SET EXERCISE → Write out the data again exactly, skipping every picture.

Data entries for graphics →
-------------------------
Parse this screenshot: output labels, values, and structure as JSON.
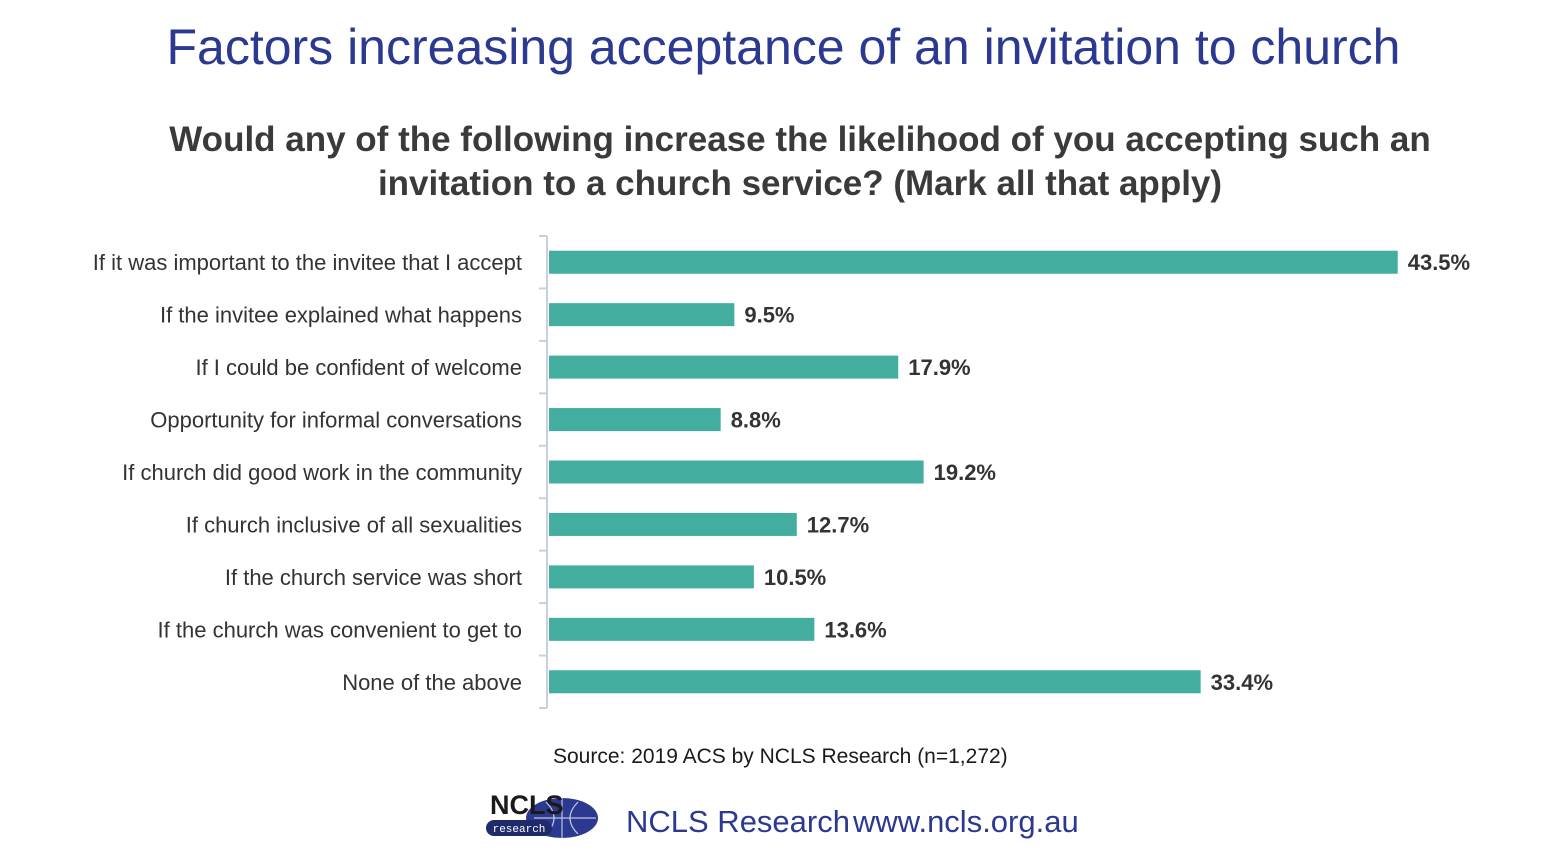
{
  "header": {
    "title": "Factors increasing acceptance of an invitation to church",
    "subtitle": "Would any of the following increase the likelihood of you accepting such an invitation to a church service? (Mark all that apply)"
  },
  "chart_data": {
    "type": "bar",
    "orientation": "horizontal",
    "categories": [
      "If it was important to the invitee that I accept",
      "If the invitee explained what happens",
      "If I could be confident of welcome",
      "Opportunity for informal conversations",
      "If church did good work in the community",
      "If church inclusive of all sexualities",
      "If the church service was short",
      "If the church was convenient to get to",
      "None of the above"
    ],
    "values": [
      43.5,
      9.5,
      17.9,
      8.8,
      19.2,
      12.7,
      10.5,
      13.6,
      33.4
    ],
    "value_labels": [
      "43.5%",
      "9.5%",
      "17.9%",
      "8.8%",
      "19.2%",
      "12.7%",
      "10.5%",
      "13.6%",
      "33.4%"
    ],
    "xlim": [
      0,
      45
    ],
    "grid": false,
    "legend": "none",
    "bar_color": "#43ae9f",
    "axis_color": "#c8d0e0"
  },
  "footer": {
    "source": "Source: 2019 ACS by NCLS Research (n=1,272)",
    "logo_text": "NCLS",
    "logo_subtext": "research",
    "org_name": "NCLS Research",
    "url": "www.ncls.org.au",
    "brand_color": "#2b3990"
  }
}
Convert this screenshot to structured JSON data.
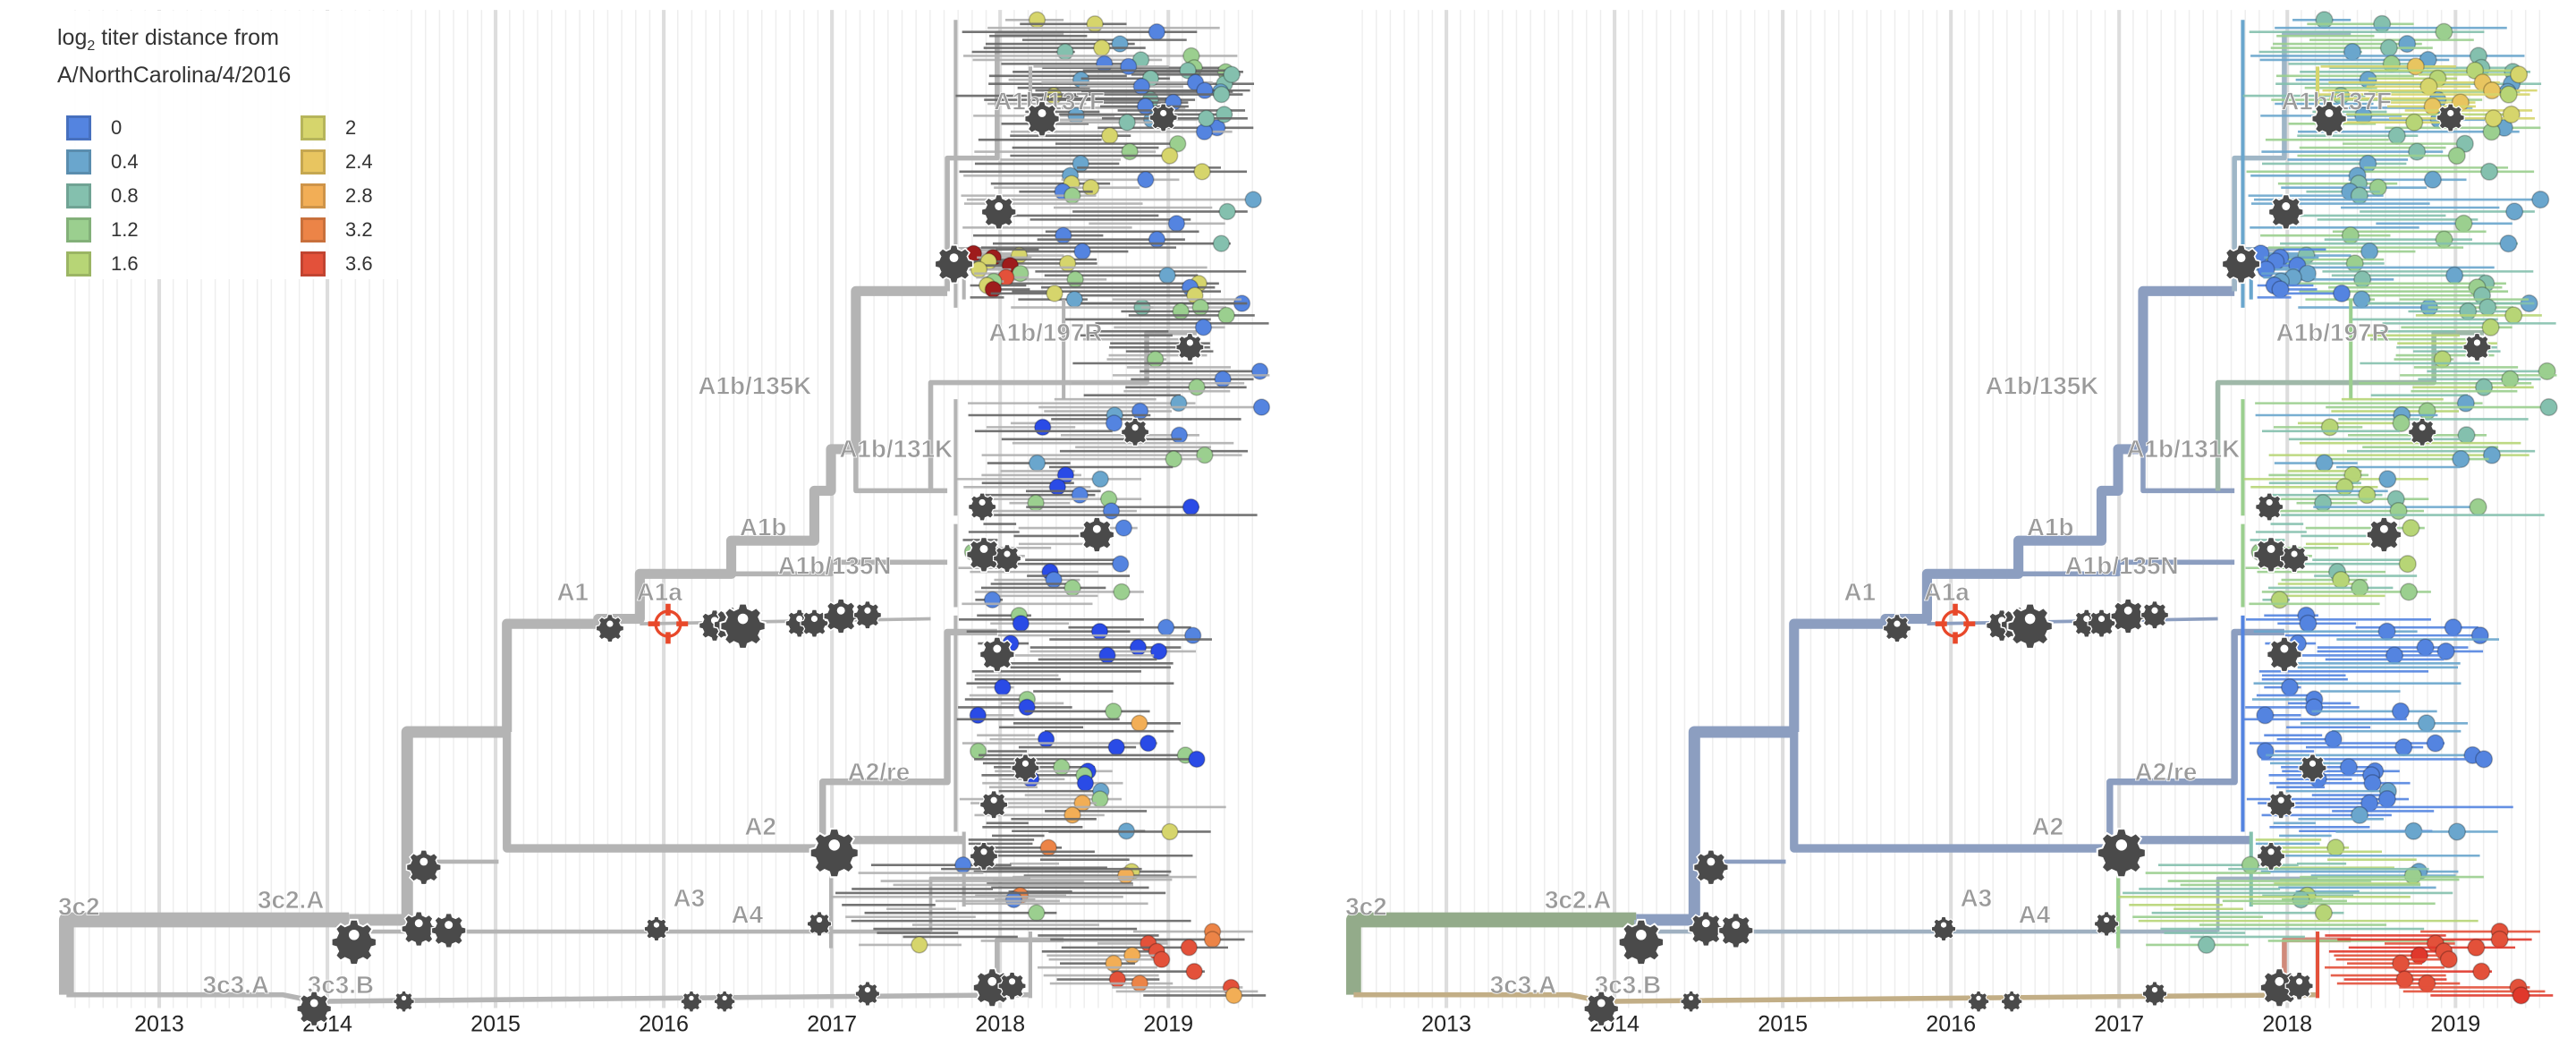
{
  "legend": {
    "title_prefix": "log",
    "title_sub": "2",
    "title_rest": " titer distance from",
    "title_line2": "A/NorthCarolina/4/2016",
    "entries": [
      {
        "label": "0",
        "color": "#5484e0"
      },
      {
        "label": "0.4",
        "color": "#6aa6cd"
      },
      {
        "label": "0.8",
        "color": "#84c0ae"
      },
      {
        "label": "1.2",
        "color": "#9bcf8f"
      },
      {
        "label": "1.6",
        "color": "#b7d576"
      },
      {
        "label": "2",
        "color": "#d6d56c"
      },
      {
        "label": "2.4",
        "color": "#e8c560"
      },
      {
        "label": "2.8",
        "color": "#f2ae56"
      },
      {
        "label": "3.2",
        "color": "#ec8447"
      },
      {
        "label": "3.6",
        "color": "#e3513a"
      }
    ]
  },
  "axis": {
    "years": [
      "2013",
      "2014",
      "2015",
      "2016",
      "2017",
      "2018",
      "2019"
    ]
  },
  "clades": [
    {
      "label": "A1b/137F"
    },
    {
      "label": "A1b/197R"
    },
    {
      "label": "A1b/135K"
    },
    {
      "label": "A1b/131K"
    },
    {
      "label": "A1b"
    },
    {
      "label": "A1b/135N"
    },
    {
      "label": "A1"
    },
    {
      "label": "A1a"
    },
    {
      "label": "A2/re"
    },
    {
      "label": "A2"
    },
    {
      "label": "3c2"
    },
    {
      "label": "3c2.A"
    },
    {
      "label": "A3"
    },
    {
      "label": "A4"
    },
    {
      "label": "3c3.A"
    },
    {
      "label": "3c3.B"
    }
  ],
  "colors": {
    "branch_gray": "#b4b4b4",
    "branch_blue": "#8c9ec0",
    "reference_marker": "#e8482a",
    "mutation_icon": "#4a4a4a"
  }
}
-------------------------
EXERCISE RESPONSE →
Parse this screenshot: output labels, values, and structure as JSON.
{
  "header": {
    "title": "Factors increasing acceptance of an invitation to church",
    "subtitle": "Would any of the following increase the likelihood of you accepting such an invitation to a church service? (Mark all that apply)"
  },
  "chart_data": {
    "type": "bar",
    "orientation": "horizontal",
    "categories": [
      "If it was important to the invitee that I accept",
      "If the invitee explained what happens",
      "If I could be confident of welcome",
      "Opportunity for informal conversations",
      "If church did good work in the community",
      "If church inclusive of all sexualities",
      "If the church service was short",
      "If the church was convenient to get to",
      "None of the above"
    ],
    "values": [
      43.5,
      9.5,
      17.9,
      8.8,
      19.2,
      12.7,
      10.5,
      13.6,
      33.4
    ],
    "value_labels": [
      "43.5%",
      "9.5%",
      "17.9%",
      "8.8%",
      "19.2%",
      "12.7%",
      "10.5%",
      "13.6%",
      "33.4%"
    ],
    "xlim": [
      0,
      45
    ],
    "grid": false,
    "legend": "none",
    "bar_color": "#43ae9f",
    "axis_color": "#c8d0e0"
  },
  "footer": {
    "source": "Source: 2019 ACS by NCLS Research (n=1,272)",
    "logo_text": "NCLS",
    "logo_subtext": "research",
    "org_name": "NCLS Research",
    "url": "www.ncls.org.au",
    "brand_color": "#2b3990"
  }
}
Convert this screenshot to structured JSON data.
{
  "legend": {
    "title_prefix": "log",
    "title_sub": "2",
    "title_rest": " titer distance from",
    "title_line2": "A/NorthCarolina/4/2016",
    "entries": [
      {
        "label": "0",
        "color": "#5484e0"
      },
      {
        "label": "0.4",
        "color": "#6aa6cd"
      },
      {
        "label": "0.8",
        "color": "#84c0ae"
      },
      {
        "label": "1.2",
        "color": "#9bcf8f"
      },
      {
        "label": "1.6",
        "color": "#b7d576"
      },
      {
        "label": "2",
        "color": "#d6d56c"
      },
      {
        "label": "2.4",
        "color": "#e8c560"
      },
      {
        "label": "2.8",
        "color": "#f2ae56"
      },
      {
        "label": "3.2",
        "color": "#ec8447"
      },
      {
        "label": "3.6",
        "color": "#e3513a"
      }
    ]
  },
  "axis": {
    "years": [
      "2013",
      "2014",
      "2015",
      "2016",
      "2017",
      "2018",
      "2019"
    ]
  },
  "clades": [
    {
      "label": "A1b/137F"
    },
    {
      "label": "A1b/197R"
    },
    {
      "label": "A1b/135K"
    },
    {
      "label": "A1b/131K"
    },
    {
      "label": "A1b"
    },
    {
      "label": "A1b/135N"
    },
    {
      "label": "A1"
    },
    {
      "label": "A1a"
    },
    {
      "label": "A2/re"
    },
    {
      "label": "A2"
    },
    {
      "label": "3c2"
    },
    {
      "label": "3c2.A"
    },
    {
      "label": "A3"
    },
    {
      "label": "A4"
    },
    {
      "label": "3c3.A"
    },
    {
      "label": "3c3.B"
    }
  ],
  "colors": {
    "branch_gray": "#b4b4b4",
    "branch_blue": "#8c9ec0",
    "reference_marker": "#e8482a",
    "mutation_icon": "#4a4a4a"
  }
}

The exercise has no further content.